>>>

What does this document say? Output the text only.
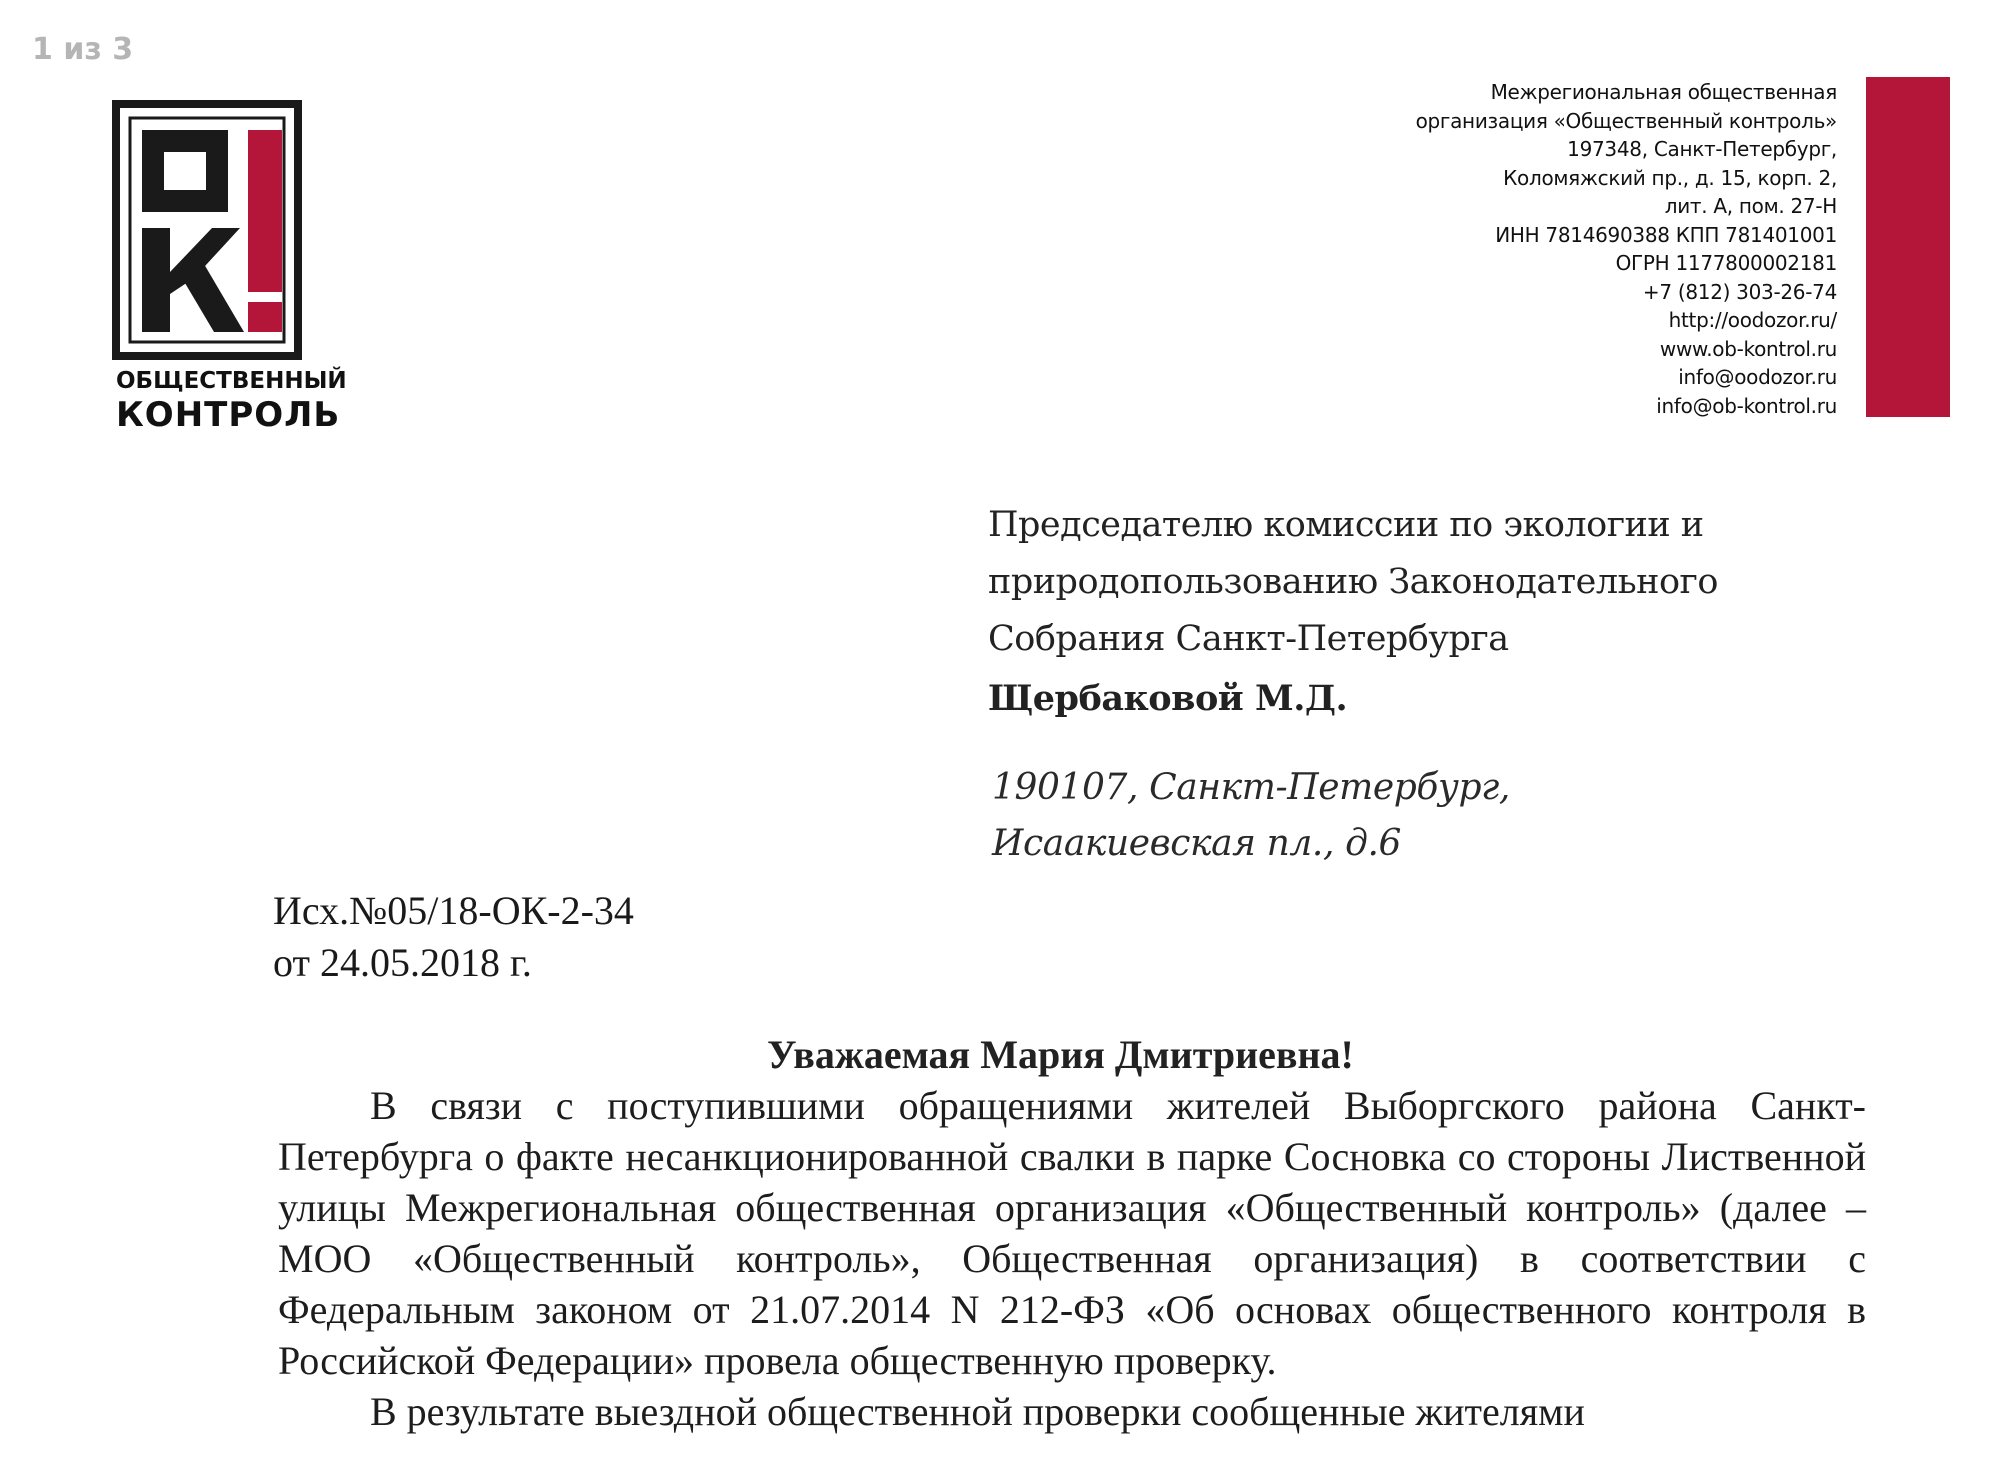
1 из 3
ОБЩЕСТВЕННЫЙ
КОНТРОЛЬ
Межрегиональная общественная
организация «Общественный контроль»
197348, Санкт-Петербург,
Коломяжский пр., д. 15, корп. 2,
лит. А, пом. 27-Н
ИНН 7814690388 КПП 781401001
ОГРН 1177800002181
+7 (812) 303-26-74
http://oodozor.ru/
www.ob-kontrol.ru
info@oodozor.ru
info@ob-kontrol.ru
Председателю комиссии по экологии и
природопользованию Законодательного
Собрания Санкт-Петербурга
Щербаковой М.Д.
190107, Санкт-Петербург,
Исаакиевская пл., д.6
Исх.№05/18-ОК-2-34
от 24.05.2018 г.
Уважаемая Мария Дмитриевна!

В связи с поступившими обращениями жителей Выборгского района Санкт-Петербурга о факте несанкционированной свалки в парке Сосновка со стороны Лиственной улицы Межрегиональная общественная организация «Общественный контроль» (далее – МОО «Общественный контроль», Общественная организация) в соответствии с Федеральным законом от 21.07.2014 N 212-ФЗ «Об основах общественного контроля в Российской Федерации» провела общественную проверку.

В результате выездной общественной проверки сообщенные жителями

<<<

Omit the pictures and give the material again, exactly and in full.

● Exercise result
What does this document say? Output the text only.
1 из 3
ОБЩЕСТВЕННЫЙ
КОНТРОЛЬ
Межрегиональная общественная
организация «Общественный контроль»
197348, Санкт-Петербург,
Коломяжский пр., д. 15, корп. 2,
лит. А, пом. 27-Н
ИНН 7814690388 КПП 781401001
ОГРН 1177800002181
+7 (812) 303-26-74
http://oodozor.ru/
www.ob-kontrol.ru
info@oodozor.ru
info@ob-kontrol.ru
Председателю комиссии по экологии и
природопользованию Законодательного
Собрания Санкт-Петербурга
Щербаковой М.Д.
190107, Санкт-Петербург,
Исаакиевская пл., д.6
Исх.№05/18-ОК-2-34
от 24.05.2018 г.
Уважаемая Мария Дмитриевна!

В связи с поступившими обращениями жителей Выборгского района Санкт-Петербурга о факте несанкционированной свалки в парке Сосновка со стороны Лиственной улицы Межрегиональная общественная организация «Общественный контроль» (далее – МОО «Общественный контроль», Общественная организация) в соответствии с Федеральным законом от 21.07.2014 N 212-ФЗ «Об основах общественного контроля в Российской Федерации» провела общественную проверку.

В результате выездной общественной проверки сообщенные жителями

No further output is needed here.